▶ INSTRUCCIONES
a) Según el texto, ¿qué cosas llevan a alguien a decir "hay que ver cómo está el patio"?
b) ¿Con qué animal compara el texto al tipo que quiere ser inteligente?

Enciendes la tele o la radio, te das una
vuelta por la cuadra, escuchas cierto murmullo en la mesa contigua a la que
ocupas y dices hay que ver cómo está el patio. Y el patio, lo descubres cada
vez que pones patitas en la calle, termina siendo músicas a toda pasta,
turistas cámara al pescuezo para la foto de la estatua que aparece en los
folletos y gente con el chicle a punto, rascándose
los huevos en cualquier esquina.
Si lo anterior te cubre de cabo
a rabo, suma y sigue. En mis cuentas entra de cajón el tipo que quiere ser
inteligente, para remate no sólo dispuesto a restregarte lo listo que es a
quemarropa sino a mantenerlo desplegado, como un pavo real del intelecto, las
putas veces que se te ponga enfrente.
Imagino que cualquiera desea serlo.

▶ REGISTRO DE DATOS
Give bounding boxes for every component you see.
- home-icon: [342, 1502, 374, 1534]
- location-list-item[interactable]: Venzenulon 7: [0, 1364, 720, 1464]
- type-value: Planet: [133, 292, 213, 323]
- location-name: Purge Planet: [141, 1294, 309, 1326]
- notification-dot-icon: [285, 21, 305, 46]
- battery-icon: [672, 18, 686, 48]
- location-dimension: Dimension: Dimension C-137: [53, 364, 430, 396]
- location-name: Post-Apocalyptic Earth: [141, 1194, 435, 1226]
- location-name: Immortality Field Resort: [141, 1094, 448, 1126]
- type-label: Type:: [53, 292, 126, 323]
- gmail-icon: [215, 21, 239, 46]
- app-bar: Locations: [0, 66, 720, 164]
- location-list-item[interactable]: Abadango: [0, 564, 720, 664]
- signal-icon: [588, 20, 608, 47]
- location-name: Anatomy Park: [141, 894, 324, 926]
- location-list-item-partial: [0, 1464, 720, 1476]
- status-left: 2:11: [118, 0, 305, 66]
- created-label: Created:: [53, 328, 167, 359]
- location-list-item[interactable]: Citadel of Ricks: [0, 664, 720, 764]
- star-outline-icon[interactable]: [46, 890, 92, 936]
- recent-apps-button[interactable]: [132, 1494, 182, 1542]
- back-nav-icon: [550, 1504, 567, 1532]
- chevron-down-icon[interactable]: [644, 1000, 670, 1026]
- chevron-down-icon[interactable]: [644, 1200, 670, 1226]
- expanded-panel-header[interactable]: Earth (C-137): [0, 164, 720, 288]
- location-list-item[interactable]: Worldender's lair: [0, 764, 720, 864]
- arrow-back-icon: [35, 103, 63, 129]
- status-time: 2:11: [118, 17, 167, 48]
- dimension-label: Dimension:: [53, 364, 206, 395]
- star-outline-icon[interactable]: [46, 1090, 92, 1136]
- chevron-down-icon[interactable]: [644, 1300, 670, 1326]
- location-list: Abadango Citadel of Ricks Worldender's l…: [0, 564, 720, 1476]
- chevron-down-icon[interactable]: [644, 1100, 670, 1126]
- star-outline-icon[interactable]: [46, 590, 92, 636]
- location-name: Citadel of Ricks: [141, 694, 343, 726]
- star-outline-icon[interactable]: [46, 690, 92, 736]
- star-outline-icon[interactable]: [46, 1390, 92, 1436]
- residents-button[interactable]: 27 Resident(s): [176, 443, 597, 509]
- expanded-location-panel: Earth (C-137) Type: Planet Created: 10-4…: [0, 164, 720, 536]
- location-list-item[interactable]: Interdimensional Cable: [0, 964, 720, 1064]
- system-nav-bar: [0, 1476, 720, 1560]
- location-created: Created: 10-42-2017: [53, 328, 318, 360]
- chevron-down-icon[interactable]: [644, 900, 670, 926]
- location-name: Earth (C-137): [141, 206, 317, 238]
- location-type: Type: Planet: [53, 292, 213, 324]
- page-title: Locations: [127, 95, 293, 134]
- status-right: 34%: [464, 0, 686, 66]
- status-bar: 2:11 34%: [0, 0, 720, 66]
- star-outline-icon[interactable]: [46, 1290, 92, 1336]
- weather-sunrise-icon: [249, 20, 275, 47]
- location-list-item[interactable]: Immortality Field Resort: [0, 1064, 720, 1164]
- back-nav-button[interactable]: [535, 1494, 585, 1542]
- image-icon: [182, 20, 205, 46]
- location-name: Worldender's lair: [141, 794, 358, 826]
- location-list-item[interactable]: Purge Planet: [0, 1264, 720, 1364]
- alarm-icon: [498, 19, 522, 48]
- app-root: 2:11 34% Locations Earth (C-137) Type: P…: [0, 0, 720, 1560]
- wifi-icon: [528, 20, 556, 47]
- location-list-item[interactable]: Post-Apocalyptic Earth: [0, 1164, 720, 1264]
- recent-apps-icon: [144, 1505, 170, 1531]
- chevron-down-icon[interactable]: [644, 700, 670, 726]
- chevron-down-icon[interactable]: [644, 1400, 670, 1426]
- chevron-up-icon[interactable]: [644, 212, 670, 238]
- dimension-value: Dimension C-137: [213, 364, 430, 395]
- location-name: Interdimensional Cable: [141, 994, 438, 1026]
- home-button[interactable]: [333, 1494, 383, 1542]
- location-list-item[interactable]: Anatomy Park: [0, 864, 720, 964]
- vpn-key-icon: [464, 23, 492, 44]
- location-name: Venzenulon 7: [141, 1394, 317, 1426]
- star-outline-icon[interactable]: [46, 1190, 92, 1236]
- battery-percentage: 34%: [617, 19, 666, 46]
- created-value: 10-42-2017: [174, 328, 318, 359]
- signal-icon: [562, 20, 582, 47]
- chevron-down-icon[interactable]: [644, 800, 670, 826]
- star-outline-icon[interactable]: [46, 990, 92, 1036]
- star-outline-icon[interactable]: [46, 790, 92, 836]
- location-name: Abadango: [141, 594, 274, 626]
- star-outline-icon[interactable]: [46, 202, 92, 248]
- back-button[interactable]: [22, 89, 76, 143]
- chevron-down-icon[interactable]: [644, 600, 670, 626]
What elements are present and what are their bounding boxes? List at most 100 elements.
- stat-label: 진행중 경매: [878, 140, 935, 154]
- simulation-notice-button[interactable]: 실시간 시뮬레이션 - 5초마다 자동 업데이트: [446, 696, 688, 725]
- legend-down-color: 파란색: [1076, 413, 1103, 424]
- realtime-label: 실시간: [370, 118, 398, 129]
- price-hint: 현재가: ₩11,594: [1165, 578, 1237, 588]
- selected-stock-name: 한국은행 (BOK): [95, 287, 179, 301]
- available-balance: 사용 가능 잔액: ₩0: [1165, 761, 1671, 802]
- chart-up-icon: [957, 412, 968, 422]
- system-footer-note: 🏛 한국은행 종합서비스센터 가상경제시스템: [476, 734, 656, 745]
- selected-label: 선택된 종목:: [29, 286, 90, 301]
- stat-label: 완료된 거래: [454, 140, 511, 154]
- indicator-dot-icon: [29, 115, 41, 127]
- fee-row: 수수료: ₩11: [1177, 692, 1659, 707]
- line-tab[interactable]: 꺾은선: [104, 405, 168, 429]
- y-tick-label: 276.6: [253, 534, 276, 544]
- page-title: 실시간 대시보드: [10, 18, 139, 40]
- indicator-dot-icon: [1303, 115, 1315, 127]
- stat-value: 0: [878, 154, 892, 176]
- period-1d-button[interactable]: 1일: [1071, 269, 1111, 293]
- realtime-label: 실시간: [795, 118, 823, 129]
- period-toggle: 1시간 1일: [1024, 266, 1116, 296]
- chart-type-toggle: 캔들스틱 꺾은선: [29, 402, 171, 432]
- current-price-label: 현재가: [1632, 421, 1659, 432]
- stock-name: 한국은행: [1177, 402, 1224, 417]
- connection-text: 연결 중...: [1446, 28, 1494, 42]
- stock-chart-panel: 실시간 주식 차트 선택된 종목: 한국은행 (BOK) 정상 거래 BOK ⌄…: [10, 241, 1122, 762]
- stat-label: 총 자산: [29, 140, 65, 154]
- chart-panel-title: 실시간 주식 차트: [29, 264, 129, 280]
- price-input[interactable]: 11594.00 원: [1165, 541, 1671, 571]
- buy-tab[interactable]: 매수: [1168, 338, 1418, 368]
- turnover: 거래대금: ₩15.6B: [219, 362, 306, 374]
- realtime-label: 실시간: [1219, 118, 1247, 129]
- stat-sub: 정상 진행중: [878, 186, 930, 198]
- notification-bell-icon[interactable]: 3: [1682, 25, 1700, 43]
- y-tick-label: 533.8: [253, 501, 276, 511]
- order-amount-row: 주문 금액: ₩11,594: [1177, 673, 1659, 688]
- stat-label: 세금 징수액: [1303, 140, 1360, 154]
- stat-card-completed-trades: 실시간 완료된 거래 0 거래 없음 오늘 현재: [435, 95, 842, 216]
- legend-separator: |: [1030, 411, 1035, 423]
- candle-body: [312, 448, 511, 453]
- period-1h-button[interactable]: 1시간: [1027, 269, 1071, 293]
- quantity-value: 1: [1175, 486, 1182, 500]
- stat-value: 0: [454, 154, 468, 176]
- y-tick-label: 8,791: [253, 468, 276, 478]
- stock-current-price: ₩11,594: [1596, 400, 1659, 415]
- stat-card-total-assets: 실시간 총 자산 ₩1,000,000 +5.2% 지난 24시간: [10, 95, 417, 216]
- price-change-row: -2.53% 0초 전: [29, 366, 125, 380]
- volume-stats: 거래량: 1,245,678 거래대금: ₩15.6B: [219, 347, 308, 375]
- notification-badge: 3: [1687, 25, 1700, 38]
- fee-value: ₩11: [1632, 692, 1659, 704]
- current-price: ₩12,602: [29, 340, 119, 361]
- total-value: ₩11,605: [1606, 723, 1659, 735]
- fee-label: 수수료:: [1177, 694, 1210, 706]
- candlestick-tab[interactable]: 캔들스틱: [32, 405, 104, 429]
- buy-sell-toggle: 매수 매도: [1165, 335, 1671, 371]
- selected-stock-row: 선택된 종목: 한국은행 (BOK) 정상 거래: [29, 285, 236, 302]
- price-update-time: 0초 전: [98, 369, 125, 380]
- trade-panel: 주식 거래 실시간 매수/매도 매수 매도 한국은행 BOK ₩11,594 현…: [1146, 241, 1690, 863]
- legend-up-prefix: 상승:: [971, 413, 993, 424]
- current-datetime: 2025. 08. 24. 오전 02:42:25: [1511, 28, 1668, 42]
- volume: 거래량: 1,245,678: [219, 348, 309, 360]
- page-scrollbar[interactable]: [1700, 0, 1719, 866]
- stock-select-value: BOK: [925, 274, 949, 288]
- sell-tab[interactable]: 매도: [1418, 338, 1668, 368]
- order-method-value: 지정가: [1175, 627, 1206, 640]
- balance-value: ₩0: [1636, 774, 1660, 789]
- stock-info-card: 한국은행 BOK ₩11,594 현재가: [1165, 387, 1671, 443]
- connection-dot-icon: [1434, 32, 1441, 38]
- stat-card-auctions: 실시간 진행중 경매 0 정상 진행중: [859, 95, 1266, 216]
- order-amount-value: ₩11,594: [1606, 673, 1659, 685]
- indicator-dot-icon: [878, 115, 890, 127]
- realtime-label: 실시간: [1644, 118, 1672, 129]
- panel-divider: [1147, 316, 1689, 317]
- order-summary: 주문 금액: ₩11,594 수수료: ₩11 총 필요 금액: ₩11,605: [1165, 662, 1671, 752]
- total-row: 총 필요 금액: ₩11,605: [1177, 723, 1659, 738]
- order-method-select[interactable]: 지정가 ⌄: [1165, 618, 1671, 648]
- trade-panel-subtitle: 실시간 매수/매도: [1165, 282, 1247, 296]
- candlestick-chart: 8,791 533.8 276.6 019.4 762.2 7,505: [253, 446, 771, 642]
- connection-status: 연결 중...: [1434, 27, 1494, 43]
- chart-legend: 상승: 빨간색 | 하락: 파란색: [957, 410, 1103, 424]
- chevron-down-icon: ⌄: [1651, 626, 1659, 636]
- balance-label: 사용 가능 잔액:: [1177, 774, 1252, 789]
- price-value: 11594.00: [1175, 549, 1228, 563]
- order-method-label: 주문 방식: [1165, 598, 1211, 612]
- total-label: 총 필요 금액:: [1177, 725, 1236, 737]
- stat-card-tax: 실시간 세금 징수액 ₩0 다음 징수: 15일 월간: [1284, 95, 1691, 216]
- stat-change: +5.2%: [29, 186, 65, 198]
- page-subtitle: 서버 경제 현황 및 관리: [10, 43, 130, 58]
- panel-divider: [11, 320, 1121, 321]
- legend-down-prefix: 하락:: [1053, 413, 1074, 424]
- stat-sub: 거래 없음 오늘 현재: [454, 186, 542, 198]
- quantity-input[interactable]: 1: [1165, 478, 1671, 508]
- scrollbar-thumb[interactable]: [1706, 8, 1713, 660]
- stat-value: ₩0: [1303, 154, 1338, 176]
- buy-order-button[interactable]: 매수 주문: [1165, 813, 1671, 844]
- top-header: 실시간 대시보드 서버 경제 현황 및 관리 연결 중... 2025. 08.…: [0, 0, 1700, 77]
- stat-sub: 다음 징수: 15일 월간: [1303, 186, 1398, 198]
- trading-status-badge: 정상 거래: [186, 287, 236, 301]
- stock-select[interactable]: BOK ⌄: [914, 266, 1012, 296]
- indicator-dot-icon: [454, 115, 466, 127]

▶ SOLUCIONES
a) Encender la tele o la radio, darse una vuelta por la cuadra y escuchar cierto murmullo en la mesa de al lado.

b) Con un pavo real, "un pavo real del intelecto".